[Saved entries]
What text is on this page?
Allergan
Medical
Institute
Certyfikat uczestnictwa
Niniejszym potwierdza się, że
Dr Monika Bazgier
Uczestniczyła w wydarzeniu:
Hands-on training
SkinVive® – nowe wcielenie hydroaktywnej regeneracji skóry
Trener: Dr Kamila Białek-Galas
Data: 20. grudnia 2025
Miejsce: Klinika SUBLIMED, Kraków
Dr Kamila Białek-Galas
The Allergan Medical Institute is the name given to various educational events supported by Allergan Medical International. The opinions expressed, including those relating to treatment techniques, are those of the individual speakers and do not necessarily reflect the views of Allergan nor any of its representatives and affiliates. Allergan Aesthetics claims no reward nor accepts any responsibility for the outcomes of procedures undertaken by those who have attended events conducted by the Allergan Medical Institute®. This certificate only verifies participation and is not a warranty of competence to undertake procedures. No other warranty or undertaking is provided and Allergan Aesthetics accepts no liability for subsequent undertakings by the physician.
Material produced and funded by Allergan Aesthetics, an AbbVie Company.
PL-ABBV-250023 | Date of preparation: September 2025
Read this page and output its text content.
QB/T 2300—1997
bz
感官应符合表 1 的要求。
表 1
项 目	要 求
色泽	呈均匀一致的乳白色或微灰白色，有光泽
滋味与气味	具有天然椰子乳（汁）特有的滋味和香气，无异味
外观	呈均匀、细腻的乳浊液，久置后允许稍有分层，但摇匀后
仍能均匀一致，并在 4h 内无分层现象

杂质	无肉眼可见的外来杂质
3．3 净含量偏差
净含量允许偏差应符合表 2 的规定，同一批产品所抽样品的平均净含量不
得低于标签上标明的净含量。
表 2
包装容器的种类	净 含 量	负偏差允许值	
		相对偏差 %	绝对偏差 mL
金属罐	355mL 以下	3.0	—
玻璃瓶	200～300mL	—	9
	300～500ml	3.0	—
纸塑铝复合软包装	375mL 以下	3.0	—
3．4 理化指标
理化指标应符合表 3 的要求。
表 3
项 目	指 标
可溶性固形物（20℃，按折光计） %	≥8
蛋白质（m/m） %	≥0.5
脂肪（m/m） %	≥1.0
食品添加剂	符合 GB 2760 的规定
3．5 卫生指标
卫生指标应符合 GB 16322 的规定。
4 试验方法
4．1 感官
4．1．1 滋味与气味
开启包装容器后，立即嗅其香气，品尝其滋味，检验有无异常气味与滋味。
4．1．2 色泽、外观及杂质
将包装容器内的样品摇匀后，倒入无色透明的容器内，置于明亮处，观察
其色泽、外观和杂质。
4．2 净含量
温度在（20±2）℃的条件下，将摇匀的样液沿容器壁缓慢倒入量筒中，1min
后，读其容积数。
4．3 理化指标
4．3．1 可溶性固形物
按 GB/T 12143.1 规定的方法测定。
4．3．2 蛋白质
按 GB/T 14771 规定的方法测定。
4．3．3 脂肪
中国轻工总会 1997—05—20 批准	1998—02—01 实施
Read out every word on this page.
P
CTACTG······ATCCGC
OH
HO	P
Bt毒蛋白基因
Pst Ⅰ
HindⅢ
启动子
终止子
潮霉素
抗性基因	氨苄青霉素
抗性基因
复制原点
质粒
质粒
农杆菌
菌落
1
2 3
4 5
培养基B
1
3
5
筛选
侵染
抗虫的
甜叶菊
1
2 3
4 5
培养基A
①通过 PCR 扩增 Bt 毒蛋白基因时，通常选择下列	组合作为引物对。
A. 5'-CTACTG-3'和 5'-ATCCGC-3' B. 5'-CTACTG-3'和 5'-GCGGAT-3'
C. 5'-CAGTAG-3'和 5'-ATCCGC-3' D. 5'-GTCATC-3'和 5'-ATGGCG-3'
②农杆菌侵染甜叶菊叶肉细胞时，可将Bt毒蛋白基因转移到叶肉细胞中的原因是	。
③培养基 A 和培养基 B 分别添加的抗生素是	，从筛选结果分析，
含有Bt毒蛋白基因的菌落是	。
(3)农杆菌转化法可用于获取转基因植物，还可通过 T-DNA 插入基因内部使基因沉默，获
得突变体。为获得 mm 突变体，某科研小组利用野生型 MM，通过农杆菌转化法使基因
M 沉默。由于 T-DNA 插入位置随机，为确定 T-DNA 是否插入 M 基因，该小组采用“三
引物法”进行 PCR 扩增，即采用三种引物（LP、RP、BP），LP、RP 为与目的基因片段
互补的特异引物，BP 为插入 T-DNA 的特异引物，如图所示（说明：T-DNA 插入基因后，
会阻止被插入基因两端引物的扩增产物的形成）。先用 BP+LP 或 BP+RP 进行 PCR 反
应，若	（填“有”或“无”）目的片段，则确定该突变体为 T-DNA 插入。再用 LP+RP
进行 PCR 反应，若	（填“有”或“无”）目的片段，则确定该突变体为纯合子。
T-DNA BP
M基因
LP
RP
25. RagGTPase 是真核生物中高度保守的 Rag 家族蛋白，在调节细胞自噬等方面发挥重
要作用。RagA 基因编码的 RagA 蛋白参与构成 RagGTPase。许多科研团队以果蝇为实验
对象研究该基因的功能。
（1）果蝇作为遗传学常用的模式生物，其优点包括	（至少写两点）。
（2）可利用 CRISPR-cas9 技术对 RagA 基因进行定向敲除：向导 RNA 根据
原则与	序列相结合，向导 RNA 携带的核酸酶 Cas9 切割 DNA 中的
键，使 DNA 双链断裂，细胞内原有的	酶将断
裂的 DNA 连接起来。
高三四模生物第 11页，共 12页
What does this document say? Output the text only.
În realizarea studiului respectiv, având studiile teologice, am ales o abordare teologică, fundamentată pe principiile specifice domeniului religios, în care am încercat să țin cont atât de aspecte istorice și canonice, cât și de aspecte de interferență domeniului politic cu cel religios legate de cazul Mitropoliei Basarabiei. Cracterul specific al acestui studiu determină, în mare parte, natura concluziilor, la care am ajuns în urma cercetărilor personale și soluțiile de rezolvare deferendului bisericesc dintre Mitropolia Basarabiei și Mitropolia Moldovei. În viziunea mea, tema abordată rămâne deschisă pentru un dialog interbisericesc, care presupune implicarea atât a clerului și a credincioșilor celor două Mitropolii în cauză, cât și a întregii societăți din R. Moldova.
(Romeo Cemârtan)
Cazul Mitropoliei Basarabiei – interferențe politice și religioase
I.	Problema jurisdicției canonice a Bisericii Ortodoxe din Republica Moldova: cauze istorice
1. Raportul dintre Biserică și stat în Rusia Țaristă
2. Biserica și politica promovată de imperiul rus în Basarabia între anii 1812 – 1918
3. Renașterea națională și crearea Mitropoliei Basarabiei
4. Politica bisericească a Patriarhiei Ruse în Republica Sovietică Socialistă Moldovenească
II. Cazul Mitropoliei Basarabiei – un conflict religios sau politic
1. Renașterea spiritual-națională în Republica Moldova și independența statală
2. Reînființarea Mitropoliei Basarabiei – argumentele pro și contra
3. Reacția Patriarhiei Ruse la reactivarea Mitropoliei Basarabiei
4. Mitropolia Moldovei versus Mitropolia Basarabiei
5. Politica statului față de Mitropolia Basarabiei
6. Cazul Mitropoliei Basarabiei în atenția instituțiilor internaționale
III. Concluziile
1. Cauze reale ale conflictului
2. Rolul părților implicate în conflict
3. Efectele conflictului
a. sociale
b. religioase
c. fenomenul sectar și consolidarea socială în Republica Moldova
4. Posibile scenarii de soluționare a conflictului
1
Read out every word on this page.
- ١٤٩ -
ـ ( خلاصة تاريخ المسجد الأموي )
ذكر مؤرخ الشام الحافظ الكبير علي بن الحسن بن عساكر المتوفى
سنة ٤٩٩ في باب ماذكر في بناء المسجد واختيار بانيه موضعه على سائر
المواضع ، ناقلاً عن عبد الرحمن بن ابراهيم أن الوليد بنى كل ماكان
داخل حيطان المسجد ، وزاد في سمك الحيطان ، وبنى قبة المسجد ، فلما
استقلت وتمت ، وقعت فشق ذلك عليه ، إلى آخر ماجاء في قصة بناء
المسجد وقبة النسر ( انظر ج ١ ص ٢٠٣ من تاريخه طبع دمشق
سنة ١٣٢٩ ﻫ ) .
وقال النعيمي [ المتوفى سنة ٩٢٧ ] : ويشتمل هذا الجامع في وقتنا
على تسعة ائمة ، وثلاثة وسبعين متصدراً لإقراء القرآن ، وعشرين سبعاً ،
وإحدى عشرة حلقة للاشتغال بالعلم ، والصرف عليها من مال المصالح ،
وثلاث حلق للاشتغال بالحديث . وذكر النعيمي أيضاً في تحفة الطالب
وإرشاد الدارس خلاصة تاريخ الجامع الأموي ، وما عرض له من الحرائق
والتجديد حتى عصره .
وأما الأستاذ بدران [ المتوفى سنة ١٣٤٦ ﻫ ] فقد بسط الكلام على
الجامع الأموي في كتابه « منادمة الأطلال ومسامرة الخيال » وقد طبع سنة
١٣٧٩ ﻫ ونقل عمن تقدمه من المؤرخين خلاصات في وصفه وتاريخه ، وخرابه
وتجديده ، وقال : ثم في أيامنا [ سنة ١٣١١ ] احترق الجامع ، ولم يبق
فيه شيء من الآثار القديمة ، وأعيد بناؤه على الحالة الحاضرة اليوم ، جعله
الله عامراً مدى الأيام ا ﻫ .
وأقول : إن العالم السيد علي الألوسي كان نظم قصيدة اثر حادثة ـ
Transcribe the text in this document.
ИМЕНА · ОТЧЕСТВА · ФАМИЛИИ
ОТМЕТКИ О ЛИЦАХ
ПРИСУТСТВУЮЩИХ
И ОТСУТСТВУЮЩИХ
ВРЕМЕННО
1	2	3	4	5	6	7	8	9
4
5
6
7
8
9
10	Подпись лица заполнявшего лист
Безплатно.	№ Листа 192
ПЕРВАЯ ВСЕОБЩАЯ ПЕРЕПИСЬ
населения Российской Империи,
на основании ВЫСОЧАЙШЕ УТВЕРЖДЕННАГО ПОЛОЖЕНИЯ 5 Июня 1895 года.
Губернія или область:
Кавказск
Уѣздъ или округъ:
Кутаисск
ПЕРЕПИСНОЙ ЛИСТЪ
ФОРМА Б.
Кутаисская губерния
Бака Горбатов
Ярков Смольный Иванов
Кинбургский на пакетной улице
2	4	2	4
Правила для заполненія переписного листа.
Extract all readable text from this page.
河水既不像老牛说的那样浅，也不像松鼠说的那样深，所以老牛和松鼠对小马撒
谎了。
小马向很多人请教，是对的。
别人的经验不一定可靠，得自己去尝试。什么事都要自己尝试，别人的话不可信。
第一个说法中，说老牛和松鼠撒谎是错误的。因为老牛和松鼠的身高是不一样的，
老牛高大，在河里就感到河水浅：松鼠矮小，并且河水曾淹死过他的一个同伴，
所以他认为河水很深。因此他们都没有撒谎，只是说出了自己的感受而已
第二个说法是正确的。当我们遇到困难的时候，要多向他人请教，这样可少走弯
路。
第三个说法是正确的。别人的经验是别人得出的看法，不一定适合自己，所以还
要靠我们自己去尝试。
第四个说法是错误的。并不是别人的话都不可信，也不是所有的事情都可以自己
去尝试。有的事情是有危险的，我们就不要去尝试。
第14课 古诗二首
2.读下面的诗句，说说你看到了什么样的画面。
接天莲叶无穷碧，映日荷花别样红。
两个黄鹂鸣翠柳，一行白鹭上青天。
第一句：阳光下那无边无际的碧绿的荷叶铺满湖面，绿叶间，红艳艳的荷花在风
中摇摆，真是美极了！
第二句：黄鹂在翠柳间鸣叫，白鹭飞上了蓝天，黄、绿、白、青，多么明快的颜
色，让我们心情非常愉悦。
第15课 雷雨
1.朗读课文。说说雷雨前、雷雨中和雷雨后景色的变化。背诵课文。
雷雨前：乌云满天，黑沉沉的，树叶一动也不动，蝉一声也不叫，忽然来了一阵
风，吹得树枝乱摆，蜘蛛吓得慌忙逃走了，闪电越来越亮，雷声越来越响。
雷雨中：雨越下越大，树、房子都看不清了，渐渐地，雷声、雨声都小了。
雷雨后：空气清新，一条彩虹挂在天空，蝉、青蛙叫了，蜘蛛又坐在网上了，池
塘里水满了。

» **WHAT TO DO**
Transcribe only the trailing portion of the entries above: the line that contains "Extract all readable text from this page." and each line after it.

» **THE REPLY**
Extract all readable text from this page.
河水既不像老牛说的那样浅，也不像松鼠说的那样深，所以老牛和松鼠对小马撒
谎了。
小马向很多人请教，是对的。
别人的经验不一定可靠，得自己去尝试。什么事都要自己尝试，别人的话不可信。
第一个说法中，说老牛和松鼠撒谎是错误的。因为老牛和松鼠的身高是不一样的，
老牛高大，在河里就感到河水浅：松鼠矮小，并且河水曾淹死过他的一个同伴，
所以他认为河水很深。因此他们都没有撒谎，只是说出了自己的感受而已
第二个说法是正确的。当我们遇到困难的时候，要多向他人请教，这样可少走弯
路。
第三个说法是正确的。别人的经验是别人得出的看法，不一定适合自己，所以还
要靠我们自己去尝试。
第四个说法是错误的。并不是别人的话都不可信，也不是所有的事情都可以自己
去尝试。有的事情是有危险的，我们就不要去尝试。
第14课 古诗二首
2.读下面的诗句，说说你看到了什么样的画面。
接天莲叶无穷碧，映日荷花别样红。
两个黄鹂鸣翠柳，一行白鹭上青天。
第一句：阳光下那无边无际的碧绿的荷叶铺满湖面，绿叶间，红艳艳的荷花在风
中摇摆，真是美极了！
第二句：黄鹂在翠柳间鸣叫，白鹭飞上了蓝天，黄、绿、白、青，多么明快的颜
色，让我们心情非常愉悦。
第15课 雷雨
1.朗读课文。说说雷雨前、雷雨中和雷雨后景色的变化。背诵课文。
雷雨前：乌云满天，黑沉沉的，树叶一动也不动，蝉一声也不叫，忽然来了一阵
风，吹得树枝乱摆，蜘蛛吓得慌忙逃走了，闪电越来越亮，雷声越来越响。
雷雨中：雨越下越大，树、房子都看不清了，渐渐地，雷声、雨声都小了。
雷雨后：空气清新，一条彩虹挂在天空，蝉、青蛙叫了，蜘蛛又坐在网上了，池
塘里水满了。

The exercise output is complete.